Filter the entries that follow, copying every line in which the word "subtitle" appears.
start PROVIDED RECORDS
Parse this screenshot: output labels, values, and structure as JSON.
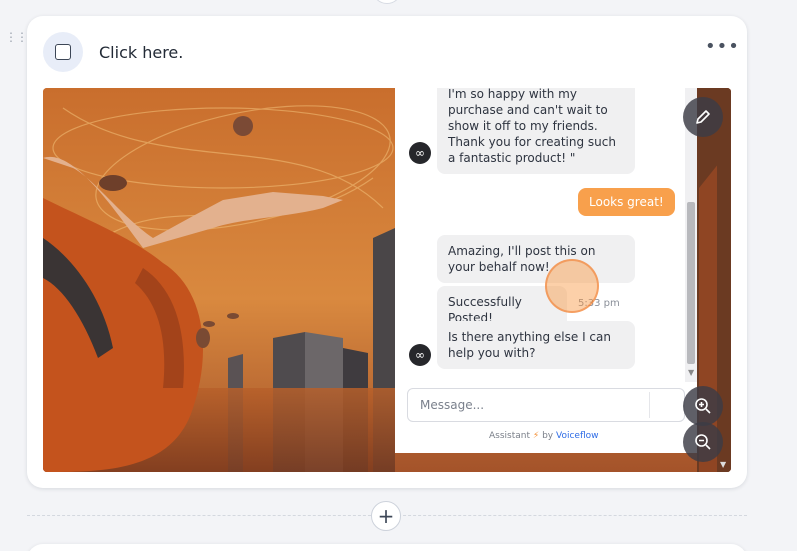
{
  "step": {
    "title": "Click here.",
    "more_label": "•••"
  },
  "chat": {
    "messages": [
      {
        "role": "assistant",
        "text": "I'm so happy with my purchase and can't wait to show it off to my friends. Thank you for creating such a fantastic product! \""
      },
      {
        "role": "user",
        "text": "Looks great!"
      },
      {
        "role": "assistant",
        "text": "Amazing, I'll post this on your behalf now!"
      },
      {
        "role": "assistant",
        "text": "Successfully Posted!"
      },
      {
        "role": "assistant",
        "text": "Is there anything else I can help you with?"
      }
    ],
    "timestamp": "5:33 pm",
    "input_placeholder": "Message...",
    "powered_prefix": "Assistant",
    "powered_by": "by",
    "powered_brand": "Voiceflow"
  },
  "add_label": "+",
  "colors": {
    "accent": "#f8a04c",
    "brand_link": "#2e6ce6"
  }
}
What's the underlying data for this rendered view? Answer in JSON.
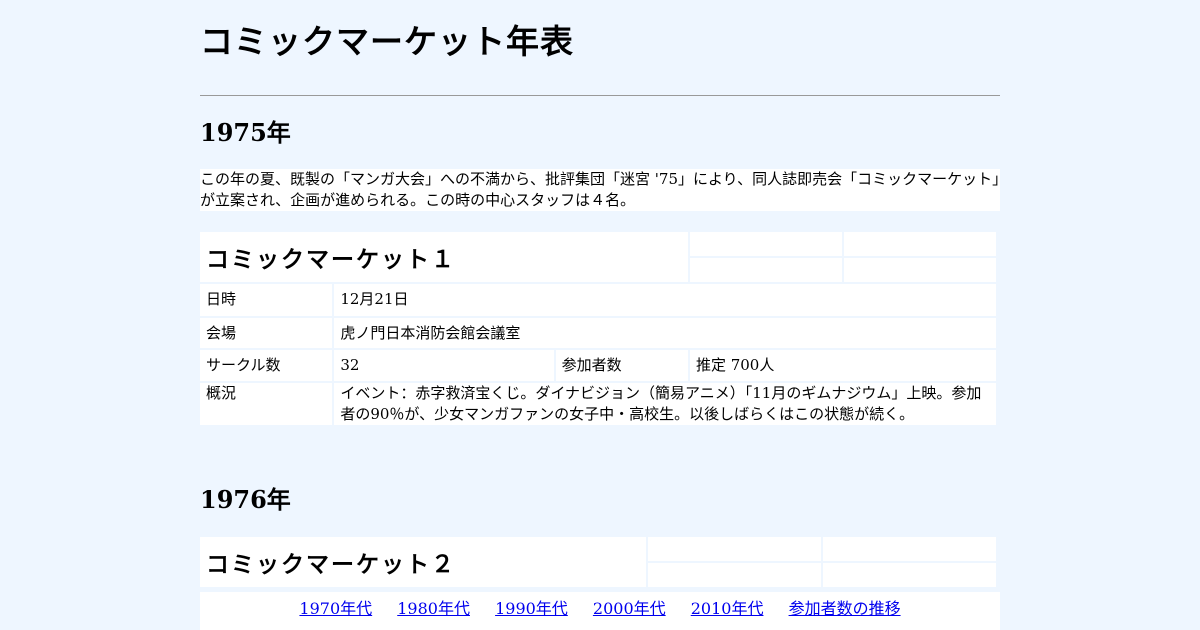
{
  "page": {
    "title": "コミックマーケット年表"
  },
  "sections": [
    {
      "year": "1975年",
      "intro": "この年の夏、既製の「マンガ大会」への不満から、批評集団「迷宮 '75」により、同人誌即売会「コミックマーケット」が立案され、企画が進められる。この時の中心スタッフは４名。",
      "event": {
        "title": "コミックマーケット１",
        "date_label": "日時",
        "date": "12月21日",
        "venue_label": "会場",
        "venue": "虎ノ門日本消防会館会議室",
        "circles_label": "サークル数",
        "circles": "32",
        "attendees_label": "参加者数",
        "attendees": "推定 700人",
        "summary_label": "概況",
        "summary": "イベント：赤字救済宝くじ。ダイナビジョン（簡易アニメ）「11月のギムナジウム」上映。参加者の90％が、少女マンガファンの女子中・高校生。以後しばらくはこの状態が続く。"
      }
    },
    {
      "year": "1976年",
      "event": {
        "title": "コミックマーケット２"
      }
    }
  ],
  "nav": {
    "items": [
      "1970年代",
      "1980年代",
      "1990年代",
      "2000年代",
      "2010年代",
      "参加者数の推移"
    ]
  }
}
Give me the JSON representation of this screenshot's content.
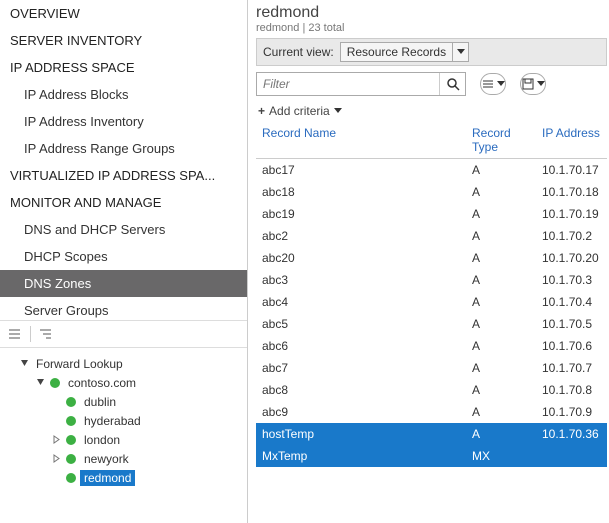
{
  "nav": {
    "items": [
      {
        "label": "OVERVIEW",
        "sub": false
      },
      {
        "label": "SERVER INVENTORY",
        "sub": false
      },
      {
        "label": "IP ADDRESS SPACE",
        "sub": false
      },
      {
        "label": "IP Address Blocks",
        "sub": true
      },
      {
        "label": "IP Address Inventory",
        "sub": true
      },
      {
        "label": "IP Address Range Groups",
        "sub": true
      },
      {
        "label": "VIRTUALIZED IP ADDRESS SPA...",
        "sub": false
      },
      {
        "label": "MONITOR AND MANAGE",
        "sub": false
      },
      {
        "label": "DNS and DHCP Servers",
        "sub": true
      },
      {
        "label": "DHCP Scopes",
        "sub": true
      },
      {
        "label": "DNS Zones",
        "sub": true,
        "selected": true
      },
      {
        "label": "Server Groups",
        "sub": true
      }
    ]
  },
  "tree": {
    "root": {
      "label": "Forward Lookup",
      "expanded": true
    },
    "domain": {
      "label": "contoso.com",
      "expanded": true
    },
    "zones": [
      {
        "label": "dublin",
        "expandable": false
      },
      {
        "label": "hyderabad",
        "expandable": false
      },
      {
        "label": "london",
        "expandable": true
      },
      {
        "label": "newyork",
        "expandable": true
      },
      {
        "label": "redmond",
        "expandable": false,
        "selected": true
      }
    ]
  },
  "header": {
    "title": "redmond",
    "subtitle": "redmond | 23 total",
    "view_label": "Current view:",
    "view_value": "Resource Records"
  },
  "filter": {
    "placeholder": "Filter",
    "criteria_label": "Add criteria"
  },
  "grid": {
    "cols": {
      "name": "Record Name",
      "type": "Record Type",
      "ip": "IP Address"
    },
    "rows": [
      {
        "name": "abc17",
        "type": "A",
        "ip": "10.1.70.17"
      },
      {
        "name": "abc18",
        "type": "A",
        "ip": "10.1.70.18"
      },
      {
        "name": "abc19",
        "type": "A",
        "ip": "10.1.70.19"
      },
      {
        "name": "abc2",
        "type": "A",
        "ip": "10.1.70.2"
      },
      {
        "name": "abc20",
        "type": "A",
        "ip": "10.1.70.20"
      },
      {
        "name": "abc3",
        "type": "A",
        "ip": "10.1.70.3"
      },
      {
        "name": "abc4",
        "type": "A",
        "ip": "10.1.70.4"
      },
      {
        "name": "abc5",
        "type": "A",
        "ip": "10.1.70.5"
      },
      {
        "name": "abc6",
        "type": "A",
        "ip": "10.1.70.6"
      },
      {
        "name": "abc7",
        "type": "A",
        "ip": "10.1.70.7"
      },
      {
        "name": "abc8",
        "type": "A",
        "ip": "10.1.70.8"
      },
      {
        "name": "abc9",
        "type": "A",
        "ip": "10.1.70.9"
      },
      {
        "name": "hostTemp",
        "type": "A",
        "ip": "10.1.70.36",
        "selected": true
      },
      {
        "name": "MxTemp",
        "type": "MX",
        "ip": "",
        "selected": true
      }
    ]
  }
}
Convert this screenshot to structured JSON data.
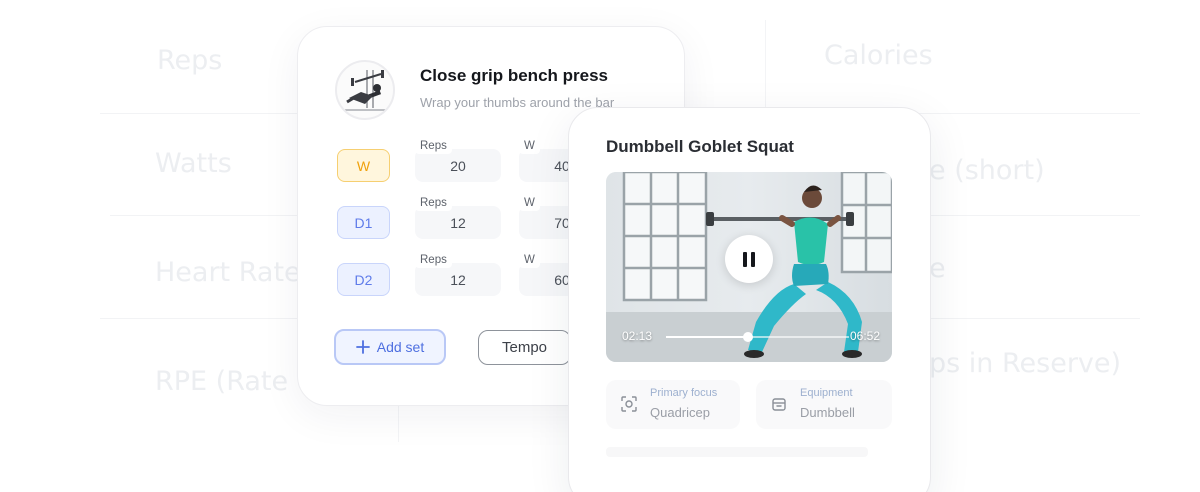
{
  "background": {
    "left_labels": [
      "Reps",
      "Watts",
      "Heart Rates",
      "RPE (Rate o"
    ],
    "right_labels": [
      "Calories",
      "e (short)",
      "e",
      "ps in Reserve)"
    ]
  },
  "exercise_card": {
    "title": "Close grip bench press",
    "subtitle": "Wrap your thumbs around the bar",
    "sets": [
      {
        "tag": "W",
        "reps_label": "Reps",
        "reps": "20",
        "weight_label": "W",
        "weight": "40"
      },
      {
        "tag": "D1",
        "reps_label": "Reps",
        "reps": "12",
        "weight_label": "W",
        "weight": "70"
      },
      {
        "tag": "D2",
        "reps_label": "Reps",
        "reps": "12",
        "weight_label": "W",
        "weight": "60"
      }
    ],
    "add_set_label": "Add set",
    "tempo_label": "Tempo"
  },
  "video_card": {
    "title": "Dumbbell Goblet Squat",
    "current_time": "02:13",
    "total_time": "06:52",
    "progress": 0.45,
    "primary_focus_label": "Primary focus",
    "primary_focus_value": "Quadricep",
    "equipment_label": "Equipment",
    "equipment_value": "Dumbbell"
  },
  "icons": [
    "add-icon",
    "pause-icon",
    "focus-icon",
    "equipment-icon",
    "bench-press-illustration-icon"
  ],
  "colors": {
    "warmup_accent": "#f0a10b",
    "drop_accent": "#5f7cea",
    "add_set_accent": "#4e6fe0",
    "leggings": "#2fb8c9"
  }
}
end PROVIDED RECORDS
THE ANSWER:
    "subtitle": "redmond | 23 total",
    "subtitle": "Wrap your thumbs around the bar",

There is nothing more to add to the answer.